# What is asked:
The exercise asks you to copy every line below in which "プロパティ" appears.

===== Material to process =====

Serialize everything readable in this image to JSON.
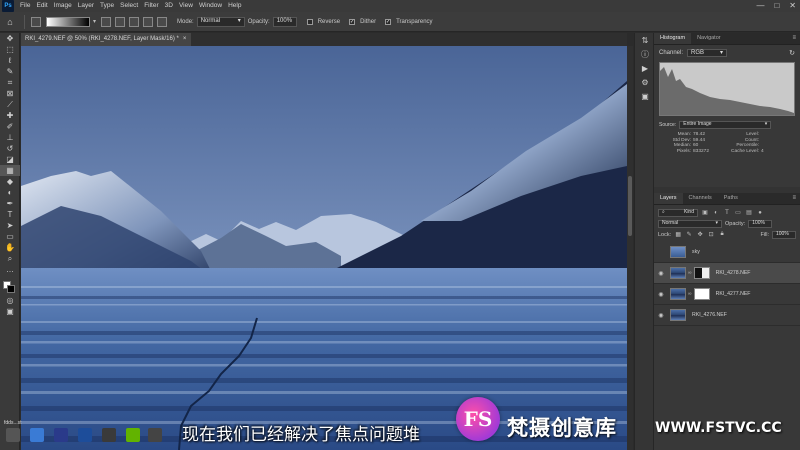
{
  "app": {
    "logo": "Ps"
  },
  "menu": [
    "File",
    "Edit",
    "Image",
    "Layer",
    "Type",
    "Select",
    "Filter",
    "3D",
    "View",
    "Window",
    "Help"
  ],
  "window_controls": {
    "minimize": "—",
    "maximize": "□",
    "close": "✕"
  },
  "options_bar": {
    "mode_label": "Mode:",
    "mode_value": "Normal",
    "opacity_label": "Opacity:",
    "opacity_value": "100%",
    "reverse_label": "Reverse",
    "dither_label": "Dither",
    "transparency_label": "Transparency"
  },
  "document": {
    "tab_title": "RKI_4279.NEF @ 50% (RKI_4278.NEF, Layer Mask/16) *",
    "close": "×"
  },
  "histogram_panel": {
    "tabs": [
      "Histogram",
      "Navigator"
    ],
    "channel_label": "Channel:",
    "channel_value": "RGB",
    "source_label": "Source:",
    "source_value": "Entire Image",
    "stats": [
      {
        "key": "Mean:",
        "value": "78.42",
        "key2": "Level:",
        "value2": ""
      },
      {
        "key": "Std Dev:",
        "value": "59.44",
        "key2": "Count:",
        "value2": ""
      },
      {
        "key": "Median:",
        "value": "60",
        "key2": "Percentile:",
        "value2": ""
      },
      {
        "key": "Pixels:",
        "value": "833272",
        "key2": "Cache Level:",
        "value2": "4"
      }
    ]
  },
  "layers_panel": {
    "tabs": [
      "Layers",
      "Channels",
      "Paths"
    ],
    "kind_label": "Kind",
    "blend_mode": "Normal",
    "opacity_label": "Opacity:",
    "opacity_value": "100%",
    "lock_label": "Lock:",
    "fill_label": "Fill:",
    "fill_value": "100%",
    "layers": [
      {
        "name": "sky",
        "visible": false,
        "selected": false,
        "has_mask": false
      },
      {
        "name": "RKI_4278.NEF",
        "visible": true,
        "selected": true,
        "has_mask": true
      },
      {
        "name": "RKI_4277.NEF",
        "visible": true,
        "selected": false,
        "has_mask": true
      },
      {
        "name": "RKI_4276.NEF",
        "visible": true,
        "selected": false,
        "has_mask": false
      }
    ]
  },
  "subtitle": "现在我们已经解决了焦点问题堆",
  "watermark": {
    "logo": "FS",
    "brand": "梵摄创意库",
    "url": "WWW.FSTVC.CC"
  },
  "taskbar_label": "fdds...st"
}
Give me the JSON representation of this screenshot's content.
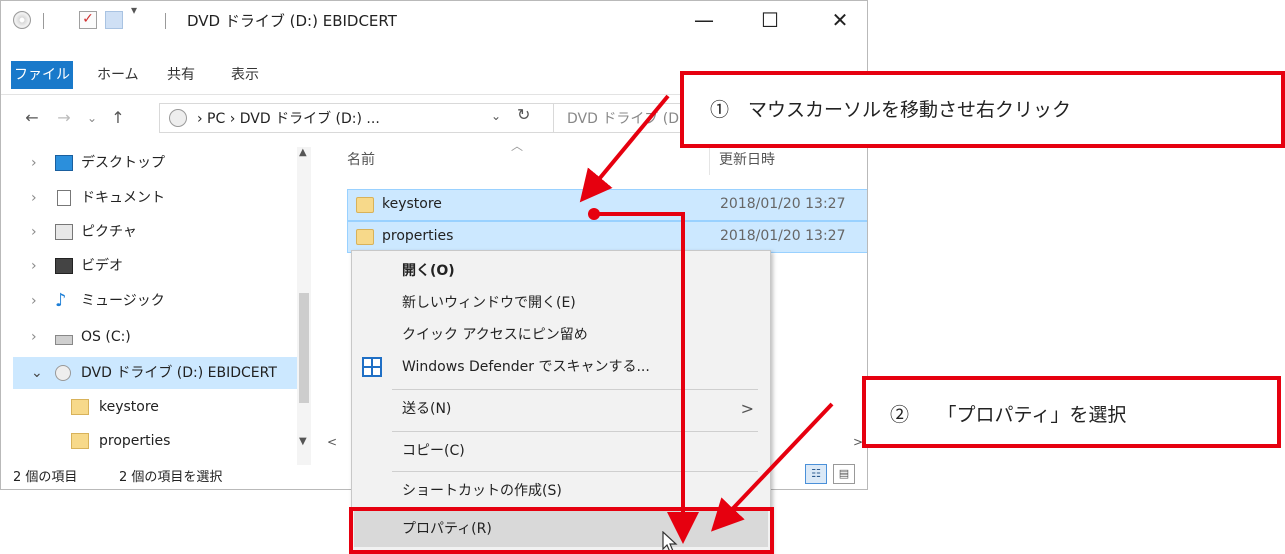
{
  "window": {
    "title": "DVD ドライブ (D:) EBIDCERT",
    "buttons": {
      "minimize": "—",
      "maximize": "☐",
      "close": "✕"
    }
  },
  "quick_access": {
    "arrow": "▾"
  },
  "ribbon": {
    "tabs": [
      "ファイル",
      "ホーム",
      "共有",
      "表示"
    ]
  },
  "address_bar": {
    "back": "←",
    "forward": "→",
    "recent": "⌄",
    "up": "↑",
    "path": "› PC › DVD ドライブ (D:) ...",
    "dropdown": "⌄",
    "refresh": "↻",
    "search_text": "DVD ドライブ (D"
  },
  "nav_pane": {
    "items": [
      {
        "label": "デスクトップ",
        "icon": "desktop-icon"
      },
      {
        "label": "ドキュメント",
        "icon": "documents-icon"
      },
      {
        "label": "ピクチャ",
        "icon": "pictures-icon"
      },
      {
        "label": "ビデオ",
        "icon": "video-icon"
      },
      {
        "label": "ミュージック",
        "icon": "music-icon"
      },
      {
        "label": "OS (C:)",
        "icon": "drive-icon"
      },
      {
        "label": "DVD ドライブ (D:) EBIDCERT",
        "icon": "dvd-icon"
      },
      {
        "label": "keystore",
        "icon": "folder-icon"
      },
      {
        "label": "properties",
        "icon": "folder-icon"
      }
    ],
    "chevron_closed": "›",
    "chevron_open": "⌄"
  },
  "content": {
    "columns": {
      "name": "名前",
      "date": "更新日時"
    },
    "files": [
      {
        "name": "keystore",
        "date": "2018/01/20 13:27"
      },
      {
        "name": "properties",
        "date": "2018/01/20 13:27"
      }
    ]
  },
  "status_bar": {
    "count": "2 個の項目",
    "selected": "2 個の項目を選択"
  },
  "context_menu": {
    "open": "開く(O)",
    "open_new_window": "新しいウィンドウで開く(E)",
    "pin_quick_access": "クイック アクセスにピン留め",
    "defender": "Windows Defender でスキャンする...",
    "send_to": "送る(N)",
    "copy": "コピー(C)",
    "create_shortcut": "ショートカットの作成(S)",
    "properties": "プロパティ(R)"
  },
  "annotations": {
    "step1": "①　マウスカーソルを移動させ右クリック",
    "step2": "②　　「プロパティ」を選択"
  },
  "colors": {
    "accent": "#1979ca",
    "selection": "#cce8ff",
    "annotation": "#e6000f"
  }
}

=====

# Task solution:
    "properties": "プロパティ(R)"
    "step2": "②　　「プロパティ」を選択"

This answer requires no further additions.